▸ WORK TO COMPLETE:
Copy each line below that includes "Pumped".

┌────────

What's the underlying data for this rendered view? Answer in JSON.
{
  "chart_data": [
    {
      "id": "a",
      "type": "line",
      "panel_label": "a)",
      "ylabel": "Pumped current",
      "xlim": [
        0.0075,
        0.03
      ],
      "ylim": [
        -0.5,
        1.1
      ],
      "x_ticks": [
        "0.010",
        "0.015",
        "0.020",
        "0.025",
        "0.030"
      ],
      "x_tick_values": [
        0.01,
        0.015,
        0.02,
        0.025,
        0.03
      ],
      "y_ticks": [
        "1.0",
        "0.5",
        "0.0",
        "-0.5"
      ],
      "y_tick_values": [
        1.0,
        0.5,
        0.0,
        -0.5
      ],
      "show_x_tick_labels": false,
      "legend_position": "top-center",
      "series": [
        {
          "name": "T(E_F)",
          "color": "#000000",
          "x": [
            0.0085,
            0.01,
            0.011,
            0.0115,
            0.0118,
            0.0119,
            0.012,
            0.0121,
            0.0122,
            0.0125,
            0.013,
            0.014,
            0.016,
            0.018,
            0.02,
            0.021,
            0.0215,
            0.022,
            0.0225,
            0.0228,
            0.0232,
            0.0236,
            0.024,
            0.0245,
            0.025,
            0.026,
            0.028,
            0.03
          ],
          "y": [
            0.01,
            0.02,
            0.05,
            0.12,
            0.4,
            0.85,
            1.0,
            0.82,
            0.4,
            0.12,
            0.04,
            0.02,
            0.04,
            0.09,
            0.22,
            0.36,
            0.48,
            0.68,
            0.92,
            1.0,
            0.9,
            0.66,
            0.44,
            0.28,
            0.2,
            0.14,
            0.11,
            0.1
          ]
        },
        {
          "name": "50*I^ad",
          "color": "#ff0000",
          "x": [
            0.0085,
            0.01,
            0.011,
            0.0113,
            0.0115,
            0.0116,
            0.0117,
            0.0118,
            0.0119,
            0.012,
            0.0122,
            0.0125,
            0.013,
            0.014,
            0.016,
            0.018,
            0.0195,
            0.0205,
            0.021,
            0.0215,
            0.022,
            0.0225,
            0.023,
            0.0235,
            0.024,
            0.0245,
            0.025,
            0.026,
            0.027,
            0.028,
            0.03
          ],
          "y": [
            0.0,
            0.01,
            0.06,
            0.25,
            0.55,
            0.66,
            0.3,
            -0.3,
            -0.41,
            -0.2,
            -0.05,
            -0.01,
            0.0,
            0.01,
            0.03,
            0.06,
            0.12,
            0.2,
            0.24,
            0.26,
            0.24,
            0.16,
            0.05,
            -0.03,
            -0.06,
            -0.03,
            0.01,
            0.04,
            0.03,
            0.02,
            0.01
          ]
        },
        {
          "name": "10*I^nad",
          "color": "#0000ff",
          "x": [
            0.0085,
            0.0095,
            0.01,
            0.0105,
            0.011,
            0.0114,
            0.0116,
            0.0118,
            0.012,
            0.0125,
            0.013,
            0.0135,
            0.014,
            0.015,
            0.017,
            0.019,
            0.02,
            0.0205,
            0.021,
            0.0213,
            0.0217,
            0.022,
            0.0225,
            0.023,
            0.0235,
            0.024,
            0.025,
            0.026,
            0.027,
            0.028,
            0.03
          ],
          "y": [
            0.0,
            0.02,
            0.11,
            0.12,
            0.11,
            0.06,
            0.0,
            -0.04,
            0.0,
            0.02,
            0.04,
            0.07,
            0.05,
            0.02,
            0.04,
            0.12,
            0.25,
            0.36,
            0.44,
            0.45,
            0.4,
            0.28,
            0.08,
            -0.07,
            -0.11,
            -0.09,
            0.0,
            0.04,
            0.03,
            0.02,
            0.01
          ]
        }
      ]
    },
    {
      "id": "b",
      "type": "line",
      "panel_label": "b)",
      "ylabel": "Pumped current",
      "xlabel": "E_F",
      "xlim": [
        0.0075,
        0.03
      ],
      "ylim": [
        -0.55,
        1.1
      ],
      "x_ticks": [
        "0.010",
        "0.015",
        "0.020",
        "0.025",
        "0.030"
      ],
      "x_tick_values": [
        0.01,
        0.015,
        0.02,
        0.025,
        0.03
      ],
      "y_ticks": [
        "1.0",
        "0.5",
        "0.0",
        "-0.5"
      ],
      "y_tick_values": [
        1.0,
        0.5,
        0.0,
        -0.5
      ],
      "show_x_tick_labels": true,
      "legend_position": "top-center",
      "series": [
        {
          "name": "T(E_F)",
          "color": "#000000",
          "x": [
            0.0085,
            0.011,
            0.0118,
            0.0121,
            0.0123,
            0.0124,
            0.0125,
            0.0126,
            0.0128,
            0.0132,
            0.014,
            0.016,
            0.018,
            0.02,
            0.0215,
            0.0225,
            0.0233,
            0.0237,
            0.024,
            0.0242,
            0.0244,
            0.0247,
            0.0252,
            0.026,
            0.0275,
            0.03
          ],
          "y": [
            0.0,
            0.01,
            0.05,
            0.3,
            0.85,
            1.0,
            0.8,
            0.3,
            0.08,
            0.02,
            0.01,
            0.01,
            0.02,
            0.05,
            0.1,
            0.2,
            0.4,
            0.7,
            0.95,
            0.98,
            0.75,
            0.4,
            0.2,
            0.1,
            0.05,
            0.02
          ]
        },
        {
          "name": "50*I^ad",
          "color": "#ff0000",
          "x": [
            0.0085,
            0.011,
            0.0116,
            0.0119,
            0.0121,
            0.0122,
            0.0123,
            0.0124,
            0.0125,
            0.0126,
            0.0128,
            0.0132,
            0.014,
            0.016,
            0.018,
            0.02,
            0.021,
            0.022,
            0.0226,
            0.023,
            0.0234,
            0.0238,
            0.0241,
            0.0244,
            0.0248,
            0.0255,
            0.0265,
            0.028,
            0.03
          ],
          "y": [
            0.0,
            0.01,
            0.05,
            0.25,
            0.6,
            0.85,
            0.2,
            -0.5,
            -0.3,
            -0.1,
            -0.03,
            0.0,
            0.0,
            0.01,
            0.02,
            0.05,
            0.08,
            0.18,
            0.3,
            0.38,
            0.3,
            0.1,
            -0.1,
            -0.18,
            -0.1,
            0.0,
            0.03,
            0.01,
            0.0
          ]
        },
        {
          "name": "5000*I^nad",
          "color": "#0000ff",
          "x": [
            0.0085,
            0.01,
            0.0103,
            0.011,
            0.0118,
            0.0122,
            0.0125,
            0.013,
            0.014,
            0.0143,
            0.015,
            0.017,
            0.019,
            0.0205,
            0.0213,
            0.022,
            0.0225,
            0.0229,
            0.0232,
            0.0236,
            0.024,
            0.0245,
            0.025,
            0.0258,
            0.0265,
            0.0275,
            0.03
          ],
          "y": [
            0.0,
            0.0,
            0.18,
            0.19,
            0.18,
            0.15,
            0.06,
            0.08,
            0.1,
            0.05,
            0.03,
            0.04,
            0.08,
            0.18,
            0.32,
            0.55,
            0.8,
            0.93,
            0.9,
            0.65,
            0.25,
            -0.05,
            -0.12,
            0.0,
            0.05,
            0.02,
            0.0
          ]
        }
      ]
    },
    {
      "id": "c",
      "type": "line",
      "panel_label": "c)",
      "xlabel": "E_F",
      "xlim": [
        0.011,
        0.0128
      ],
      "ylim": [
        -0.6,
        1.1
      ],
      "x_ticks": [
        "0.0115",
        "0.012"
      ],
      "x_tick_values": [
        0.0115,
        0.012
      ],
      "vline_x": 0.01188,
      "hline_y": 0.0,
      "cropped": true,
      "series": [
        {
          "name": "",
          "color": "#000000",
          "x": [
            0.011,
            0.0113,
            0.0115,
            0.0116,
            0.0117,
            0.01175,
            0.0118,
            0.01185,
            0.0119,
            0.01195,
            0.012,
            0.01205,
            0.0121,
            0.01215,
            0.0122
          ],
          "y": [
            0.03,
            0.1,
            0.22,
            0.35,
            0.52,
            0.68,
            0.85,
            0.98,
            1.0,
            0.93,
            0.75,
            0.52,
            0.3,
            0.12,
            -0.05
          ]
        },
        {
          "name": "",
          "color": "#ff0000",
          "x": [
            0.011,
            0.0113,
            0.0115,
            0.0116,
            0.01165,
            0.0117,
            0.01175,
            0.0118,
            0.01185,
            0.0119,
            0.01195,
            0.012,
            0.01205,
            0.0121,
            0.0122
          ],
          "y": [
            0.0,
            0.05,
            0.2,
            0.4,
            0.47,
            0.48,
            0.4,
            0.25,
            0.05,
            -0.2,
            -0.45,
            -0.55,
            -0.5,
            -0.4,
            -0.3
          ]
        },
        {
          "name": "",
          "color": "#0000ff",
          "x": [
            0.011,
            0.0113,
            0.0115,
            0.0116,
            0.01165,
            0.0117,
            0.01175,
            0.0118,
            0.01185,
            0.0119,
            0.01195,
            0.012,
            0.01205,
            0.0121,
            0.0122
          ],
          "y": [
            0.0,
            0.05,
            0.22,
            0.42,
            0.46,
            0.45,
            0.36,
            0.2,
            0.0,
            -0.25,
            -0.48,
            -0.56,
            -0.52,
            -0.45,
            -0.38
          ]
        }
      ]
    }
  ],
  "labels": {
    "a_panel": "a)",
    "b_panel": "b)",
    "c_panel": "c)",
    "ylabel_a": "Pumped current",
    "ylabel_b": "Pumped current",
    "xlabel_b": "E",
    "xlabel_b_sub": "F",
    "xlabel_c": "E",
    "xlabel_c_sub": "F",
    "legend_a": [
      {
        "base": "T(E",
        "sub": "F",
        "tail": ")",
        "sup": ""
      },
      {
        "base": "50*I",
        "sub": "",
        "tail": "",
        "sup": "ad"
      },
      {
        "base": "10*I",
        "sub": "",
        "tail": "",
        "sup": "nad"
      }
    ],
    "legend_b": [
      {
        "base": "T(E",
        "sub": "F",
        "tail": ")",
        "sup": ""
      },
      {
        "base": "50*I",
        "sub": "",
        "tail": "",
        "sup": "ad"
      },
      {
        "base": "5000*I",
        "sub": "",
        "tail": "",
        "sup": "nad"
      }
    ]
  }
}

└────────

▸ TASK RESULT:
      "ylabel": "Pumped current",
      "ylabel": "Pumped current",
    "ylabel_a": "Pumped current",
    "ylabel_b": "Pumped current",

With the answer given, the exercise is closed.